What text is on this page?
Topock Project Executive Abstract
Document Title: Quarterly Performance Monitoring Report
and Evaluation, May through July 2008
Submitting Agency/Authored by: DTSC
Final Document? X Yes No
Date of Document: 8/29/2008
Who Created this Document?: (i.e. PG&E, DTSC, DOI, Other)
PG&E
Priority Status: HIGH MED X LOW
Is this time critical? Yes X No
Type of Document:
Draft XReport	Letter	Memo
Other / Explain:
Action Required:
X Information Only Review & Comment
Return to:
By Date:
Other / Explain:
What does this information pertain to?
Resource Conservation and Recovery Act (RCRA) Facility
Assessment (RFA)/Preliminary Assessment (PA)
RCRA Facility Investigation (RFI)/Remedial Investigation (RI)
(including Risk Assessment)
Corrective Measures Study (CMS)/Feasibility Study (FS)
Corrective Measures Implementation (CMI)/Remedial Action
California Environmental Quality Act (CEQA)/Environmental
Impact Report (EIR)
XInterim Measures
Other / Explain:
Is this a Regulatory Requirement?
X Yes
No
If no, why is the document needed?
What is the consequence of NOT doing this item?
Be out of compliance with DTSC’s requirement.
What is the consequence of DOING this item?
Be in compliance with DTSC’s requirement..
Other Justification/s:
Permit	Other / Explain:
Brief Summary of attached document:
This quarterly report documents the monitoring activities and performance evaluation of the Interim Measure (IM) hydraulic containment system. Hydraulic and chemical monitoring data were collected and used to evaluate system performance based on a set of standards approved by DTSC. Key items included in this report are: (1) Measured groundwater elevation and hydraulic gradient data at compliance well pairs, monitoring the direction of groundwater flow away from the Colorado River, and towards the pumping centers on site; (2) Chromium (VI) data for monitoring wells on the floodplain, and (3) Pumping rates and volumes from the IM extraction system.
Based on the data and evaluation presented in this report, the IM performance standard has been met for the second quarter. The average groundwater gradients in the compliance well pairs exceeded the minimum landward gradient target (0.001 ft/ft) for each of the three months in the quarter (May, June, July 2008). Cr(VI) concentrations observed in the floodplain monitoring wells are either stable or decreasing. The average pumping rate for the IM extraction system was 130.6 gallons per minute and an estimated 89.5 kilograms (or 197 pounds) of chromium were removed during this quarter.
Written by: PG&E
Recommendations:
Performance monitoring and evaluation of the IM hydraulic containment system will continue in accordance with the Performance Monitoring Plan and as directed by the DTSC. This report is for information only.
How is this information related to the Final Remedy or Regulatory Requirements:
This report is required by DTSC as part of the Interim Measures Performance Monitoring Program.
⁂
[DIRECTIONS]: Restate the whole listing exactly, leaving out nothing.

[FULL ANSWER]:
What text is on this page?
Topock Project Executive Abstract
Document Title: Quarterly Performance Monitoring Report
and Evaluation, May through July 2008
Submitting Agency/Authored by: DTSC
Final Document? X Yes No
Date of Document: 8/29/2008
Who Created this Document?: (i.e. PG&E, DTSC, DOI, Other)
PG&E
Priority Status: HIGH MED X LOW
Is this time critical? Yes X No
Type of Document:
Draft XReport	Letter	Memo
Other / Explain:
Action Required:
X Information Only Review & Comment
Return to:
By Date:
Other / Explain:
What does this information pertain to?
Resource Conservation and Recovery Act (RCRA) Facility
Assessment (RFA)/Preliminary Assessment (PA)
RCRA Facility Investigation (RFI)/Remedial Investigation (RI)
(including Risk Assessment)
Corrective Measures Study (CMS)/Feasibility Study (FS)
Corrective Measures Implementation (CMI)/Remedial Action
California Environmental Quality Act (CEQA)/Environmental
Impact Report (EIR)
XInterim Measures
Other / Explain:
Is this a Regulatory Requirement?
X Yes
No
If no, why is the document needed?
What is the consequence of NOT doing this item?
Be out of compliance with DTSC’s requirement.
What is the consequence of DOING this item?
Be in compliance with DTSC’s requirement..
Other Justification/s:
Permit	Other / Explain:
Brief Summary of attached document:
This quarterly report documents the monitoring activities and performance evaluation of the Interim Measure (IM) hydraulic containment system. Hydraulic and chemical monitoring data were collected and used to evaluate system performance based on a set of standards approved by DTSC. Key items included in this report are: (1) Measured groundwater elevation and hydraulic gradient data at compliance well pairs, monitoring the direction of groundwater flow away from the Colorado River, and towards the pumping centers on site; (2) Chromium (VI) data for monitoring wells on the floodplain, and (3) Pumping rates and volumes from the IM extraction system.
Based on the data and evaluation presented in this report, the IM performance standard has been met for the second quarter. The average groundwater gradients in the compliance well pairs exceeded the minimum landward gradient target (0.001 ft/ft) for each of the three months in the quarter (May, June, July 2008). Cr(VI) concentrations observed in the floodplain monitoring wells are either stable or decreasing. The average pumping rate for the IM extraction system was 130.6 gallons per minute and an estimated 89.5 kilograms (or 197 pounds) of chromium were removed during this quarter.
Written by: PG&E
Recommendations:
Performance monitoring and evaluation of the IM hydraulic containment system will continue in accordance with the Performance Monitoring Plan and as directed by the DTSC. This report is for information only.
How is this information related to the Final Remedy or Regulatory Requirements:
This report is required by DTSC as part of the Interim Measures Performance Monitoring Program.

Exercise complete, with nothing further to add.